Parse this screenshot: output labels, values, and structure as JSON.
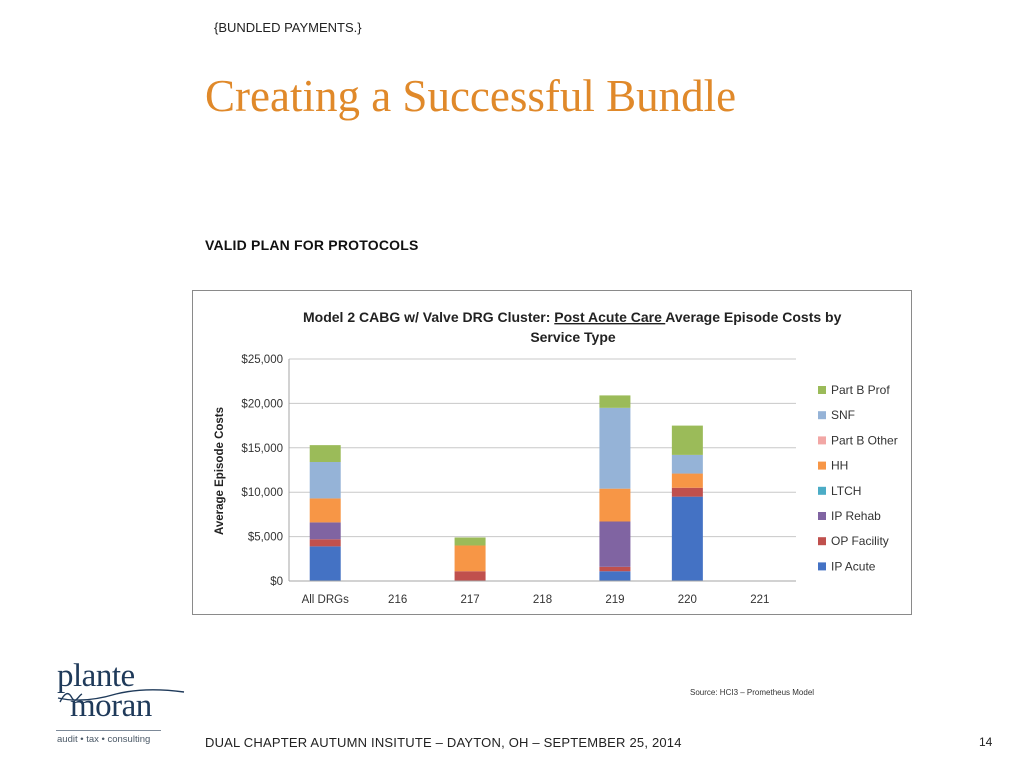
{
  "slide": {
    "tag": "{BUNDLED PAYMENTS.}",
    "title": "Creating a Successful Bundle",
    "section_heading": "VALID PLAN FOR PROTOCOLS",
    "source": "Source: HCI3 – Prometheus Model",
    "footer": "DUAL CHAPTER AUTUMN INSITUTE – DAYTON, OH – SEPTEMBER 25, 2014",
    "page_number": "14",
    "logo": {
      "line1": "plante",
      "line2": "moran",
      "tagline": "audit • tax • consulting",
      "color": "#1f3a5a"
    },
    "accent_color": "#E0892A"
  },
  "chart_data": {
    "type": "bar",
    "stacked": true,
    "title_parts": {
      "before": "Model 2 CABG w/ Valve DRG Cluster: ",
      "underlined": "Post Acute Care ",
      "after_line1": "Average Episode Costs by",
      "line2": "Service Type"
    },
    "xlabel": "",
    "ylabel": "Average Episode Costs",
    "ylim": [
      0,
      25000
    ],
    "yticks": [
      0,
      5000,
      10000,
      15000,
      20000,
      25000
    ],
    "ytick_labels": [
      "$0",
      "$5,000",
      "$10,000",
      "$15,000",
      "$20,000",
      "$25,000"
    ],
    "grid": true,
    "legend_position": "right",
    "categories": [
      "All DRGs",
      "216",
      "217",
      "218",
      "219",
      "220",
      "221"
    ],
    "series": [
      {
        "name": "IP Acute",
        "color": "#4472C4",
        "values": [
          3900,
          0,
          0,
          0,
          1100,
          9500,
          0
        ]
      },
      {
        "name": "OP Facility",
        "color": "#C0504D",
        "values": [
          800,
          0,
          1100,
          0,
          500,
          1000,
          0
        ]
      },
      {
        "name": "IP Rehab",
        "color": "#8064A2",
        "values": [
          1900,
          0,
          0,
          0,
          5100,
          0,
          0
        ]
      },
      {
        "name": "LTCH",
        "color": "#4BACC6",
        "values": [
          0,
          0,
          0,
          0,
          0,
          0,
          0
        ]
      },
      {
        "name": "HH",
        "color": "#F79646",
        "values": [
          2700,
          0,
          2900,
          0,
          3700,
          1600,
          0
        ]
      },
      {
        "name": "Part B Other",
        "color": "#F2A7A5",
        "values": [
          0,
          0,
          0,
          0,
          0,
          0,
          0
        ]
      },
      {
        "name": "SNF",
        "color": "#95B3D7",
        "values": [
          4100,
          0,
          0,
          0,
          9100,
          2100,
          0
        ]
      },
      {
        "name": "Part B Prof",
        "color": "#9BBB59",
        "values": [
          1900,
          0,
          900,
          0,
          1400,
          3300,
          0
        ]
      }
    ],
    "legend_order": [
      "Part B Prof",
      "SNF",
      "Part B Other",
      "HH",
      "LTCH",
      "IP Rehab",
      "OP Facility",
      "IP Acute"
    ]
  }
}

=======

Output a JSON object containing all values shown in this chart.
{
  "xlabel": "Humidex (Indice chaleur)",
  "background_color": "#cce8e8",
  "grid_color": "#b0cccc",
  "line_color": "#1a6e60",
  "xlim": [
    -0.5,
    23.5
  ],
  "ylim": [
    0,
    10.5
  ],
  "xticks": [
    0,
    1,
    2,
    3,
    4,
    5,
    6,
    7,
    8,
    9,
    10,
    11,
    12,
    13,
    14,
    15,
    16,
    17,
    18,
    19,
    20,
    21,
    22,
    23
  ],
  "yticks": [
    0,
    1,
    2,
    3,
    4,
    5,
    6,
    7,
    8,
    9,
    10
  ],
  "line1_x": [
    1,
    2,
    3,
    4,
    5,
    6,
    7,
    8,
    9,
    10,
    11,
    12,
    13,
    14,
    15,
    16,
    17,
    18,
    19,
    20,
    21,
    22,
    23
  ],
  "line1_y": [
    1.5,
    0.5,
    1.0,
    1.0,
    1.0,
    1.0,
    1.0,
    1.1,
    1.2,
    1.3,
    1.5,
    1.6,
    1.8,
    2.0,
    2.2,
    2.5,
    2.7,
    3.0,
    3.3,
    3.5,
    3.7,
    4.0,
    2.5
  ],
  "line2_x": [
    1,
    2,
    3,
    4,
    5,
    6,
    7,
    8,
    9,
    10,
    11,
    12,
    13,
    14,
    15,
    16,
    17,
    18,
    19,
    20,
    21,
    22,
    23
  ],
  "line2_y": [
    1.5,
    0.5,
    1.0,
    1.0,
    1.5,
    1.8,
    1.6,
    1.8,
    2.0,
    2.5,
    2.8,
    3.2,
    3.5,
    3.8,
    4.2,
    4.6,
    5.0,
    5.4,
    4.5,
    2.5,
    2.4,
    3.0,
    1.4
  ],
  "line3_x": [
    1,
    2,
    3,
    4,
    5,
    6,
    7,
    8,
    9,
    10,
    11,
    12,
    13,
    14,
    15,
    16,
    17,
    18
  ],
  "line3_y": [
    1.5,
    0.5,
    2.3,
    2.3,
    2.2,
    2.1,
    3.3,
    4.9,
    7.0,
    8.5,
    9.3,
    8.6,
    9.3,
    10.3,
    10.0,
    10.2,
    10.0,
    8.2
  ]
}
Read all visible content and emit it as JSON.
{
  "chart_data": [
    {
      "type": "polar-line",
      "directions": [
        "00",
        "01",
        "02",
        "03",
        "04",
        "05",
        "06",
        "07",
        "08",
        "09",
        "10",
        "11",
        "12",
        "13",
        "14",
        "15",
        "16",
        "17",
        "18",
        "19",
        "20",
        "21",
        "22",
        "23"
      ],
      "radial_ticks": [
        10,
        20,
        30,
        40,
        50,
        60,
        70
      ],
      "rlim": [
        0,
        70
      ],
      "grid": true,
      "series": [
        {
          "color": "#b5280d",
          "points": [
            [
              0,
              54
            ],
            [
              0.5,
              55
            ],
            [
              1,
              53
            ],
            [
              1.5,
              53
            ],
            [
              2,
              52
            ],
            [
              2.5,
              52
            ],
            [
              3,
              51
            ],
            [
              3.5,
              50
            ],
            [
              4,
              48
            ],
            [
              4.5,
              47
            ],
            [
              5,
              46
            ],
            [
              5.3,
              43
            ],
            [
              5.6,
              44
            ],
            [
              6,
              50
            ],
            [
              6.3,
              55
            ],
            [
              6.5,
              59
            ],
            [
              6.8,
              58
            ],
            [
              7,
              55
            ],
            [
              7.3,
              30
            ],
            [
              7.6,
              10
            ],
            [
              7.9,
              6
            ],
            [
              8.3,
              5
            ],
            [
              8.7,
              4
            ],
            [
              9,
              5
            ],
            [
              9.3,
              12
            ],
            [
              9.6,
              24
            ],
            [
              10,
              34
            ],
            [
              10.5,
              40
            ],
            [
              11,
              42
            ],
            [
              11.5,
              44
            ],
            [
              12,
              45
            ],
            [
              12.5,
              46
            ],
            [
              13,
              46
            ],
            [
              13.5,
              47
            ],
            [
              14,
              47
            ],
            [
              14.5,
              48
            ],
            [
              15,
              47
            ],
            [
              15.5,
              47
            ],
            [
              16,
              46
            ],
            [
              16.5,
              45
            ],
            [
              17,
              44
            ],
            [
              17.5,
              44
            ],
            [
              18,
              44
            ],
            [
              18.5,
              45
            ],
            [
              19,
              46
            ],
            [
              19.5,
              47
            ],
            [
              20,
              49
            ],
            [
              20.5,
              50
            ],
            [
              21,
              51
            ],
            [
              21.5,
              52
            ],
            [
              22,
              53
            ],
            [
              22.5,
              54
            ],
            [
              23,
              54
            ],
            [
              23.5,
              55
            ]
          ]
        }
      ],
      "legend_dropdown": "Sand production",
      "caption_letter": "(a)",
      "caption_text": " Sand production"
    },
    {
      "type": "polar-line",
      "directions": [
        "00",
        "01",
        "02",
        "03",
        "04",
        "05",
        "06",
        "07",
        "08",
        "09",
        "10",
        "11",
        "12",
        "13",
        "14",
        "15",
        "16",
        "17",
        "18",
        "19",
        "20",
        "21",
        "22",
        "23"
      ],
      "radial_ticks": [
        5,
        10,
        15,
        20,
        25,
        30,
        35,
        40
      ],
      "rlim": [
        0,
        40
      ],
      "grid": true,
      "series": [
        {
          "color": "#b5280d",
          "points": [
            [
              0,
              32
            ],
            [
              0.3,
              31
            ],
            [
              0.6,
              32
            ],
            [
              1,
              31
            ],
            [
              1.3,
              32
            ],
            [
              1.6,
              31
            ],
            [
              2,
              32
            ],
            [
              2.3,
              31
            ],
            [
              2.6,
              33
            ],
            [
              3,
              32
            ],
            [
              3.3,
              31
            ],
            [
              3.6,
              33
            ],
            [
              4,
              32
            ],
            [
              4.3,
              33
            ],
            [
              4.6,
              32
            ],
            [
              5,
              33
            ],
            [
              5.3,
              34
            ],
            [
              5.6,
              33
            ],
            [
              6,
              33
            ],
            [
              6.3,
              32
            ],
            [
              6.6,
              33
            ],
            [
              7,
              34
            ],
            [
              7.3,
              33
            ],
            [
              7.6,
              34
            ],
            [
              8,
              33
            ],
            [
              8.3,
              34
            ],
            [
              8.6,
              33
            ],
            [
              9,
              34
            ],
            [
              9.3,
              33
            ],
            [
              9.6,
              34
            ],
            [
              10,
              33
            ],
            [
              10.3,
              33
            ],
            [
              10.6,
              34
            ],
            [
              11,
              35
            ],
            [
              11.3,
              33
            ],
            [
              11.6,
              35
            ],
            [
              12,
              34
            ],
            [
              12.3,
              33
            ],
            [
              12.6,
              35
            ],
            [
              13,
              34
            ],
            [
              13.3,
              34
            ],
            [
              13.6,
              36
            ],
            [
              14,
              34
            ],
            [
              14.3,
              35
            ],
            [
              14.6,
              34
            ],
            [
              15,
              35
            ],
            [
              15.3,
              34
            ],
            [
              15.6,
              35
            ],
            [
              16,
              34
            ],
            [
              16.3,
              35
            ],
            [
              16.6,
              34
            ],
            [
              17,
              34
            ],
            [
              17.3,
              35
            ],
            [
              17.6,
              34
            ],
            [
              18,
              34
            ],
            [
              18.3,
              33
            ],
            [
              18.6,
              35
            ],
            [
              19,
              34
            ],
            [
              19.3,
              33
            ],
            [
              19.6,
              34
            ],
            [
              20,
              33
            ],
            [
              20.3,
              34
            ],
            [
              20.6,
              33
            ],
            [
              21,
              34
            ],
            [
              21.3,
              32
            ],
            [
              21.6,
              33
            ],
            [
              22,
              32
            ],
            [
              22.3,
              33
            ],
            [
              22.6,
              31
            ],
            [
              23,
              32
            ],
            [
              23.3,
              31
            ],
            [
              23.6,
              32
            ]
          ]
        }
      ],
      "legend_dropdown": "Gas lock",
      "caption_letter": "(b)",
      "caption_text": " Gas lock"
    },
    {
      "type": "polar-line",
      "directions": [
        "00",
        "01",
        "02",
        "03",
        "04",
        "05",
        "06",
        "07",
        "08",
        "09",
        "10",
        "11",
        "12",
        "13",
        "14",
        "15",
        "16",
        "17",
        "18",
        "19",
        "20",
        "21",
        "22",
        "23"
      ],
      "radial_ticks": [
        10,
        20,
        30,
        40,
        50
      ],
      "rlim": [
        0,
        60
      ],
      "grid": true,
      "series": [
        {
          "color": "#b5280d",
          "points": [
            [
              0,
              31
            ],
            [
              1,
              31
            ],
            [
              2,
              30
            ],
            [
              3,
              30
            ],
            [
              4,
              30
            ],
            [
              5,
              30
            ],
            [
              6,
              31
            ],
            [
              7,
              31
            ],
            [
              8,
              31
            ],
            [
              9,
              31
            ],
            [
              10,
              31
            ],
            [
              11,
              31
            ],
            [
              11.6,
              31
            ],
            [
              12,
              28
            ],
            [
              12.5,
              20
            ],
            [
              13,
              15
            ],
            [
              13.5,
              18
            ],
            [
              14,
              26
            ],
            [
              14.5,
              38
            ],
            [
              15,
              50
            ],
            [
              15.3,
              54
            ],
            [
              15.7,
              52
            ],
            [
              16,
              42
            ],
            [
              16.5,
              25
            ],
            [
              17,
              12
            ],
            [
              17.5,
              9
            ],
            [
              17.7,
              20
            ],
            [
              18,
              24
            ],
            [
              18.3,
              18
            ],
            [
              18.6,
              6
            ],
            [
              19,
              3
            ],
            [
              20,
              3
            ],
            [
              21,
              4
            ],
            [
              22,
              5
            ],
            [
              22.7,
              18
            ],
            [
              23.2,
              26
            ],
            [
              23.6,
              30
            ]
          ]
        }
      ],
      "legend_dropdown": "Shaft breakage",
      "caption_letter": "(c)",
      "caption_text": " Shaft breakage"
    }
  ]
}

=======

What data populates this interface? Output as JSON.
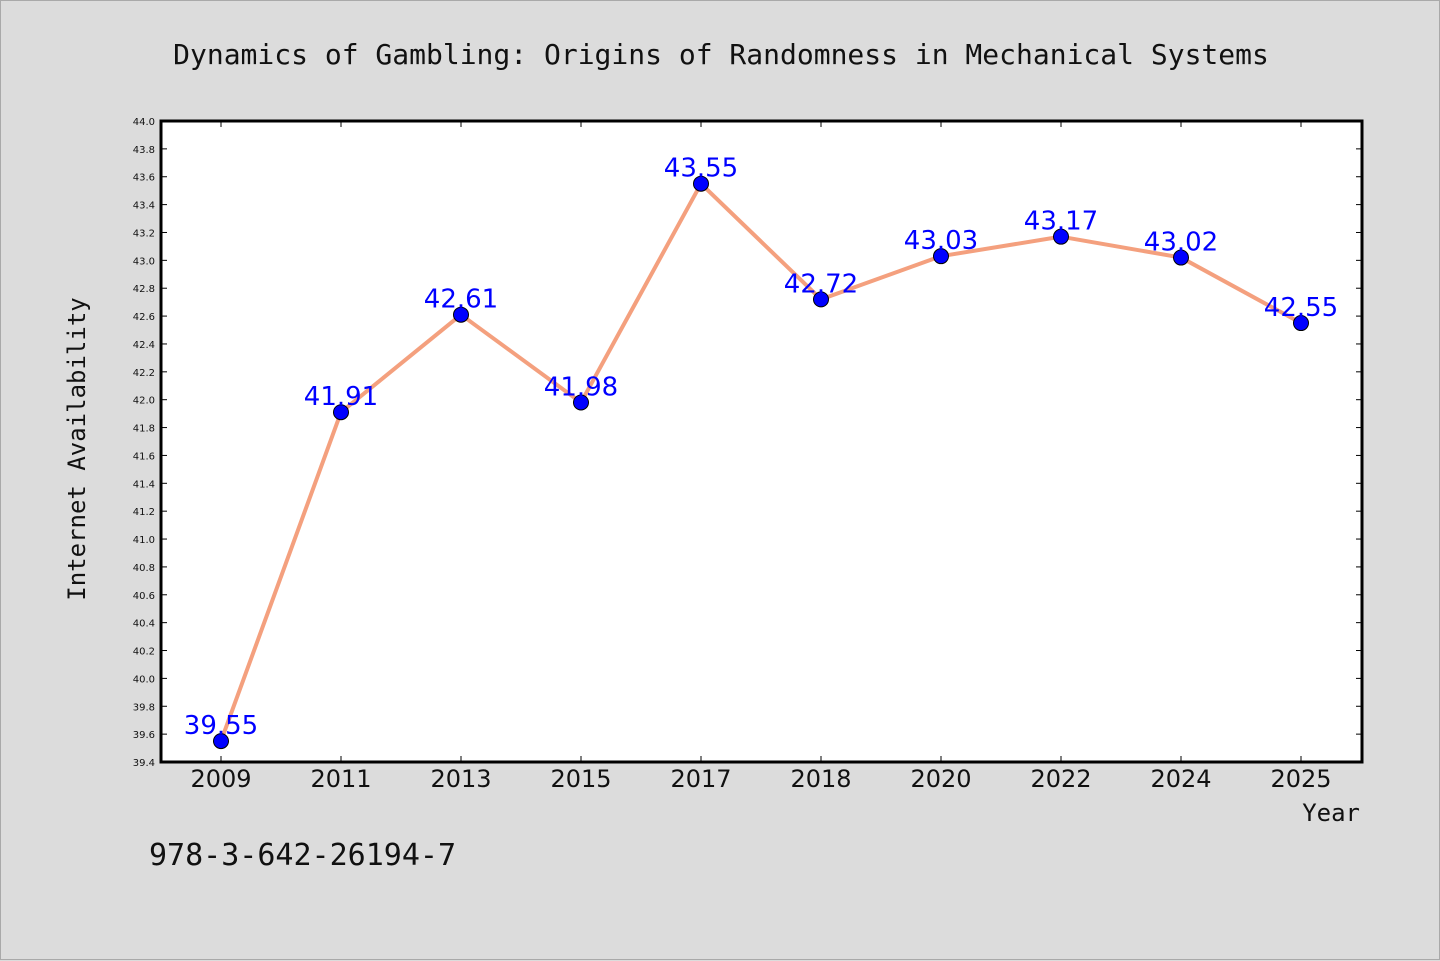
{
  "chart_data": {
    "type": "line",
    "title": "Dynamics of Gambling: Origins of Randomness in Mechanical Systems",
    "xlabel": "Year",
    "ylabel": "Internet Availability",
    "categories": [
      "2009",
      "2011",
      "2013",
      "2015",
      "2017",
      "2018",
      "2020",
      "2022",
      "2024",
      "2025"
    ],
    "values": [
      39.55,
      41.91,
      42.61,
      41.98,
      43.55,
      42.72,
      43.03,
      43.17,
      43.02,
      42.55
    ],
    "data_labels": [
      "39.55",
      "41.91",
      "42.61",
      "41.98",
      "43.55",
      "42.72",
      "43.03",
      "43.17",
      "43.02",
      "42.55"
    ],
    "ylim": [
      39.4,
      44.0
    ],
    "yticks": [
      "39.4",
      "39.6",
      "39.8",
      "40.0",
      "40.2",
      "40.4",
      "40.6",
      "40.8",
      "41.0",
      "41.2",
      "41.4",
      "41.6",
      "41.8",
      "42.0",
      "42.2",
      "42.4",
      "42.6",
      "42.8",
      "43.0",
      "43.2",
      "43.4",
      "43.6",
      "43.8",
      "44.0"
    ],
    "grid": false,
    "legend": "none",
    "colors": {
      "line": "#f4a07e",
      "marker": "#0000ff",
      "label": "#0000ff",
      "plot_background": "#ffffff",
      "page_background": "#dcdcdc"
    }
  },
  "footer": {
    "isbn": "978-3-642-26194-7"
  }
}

=======

REQUIRED WORK → Among the entries above, how many lines hold the string "JSON"? Give the number by itself.

COMPLETE ANSWER → 4